%%

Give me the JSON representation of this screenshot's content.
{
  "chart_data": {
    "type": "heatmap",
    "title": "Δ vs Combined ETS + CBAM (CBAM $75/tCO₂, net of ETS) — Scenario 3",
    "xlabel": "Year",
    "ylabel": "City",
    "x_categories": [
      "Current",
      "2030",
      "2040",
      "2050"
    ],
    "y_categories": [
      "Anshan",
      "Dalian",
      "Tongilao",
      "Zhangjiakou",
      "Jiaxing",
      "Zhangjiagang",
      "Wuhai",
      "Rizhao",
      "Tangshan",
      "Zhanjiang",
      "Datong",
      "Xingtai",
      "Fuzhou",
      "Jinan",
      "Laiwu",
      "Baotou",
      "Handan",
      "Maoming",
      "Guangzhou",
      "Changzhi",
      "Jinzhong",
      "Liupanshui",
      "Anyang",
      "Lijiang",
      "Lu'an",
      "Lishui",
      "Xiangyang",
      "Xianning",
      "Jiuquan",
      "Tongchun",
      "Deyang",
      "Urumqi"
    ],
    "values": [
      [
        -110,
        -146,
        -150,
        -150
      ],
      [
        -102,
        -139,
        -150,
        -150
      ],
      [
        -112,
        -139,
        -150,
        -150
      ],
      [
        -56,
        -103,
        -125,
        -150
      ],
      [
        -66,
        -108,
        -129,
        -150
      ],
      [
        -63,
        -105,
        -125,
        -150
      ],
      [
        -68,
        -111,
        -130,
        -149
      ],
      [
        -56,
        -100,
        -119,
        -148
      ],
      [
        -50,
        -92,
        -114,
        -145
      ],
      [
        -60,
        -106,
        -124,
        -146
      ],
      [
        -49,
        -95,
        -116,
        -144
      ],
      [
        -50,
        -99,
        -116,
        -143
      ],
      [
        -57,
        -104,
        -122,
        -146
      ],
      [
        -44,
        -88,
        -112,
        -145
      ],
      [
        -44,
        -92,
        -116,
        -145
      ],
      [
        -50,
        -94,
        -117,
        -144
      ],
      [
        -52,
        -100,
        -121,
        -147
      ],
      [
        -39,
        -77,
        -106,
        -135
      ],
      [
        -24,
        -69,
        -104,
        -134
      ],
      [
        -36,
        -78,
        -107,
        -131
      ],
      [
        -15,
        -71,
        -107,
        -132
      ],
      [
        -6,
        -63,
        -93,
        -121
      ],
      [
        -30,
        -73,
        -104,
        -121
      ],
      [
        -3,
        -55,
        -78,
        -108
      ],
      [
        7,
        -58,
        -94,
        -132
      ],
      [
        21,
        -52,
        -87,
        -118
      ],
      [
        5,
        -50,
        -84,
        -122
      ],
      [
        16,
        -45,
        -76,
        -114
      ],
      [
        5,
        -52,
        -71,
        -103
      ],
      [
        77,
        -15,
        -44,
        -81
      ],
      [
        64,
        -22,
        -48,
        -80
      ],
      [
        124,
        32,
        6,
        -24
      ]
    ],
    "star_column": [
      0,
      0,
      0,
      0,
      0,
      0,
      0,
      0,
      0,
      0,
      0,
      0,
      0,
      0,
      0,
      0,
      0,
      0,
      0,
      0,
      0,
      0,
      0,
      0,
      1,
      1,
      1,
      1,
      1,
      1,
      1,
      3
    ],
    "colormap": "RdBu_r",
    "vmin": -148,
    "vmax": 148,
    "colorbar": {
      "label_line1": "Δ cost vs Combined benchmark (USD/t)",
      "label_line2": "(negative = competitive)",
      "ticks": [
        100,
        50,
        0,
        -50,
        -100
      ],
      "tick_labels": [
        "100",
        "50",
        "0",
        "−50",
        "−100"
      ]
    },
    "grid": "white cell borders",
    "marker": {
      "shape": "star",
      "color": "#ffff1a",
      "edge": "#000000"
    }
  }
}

%%

Give only the number of lines in the material above that hold the word "Combined".

**Reply:** 2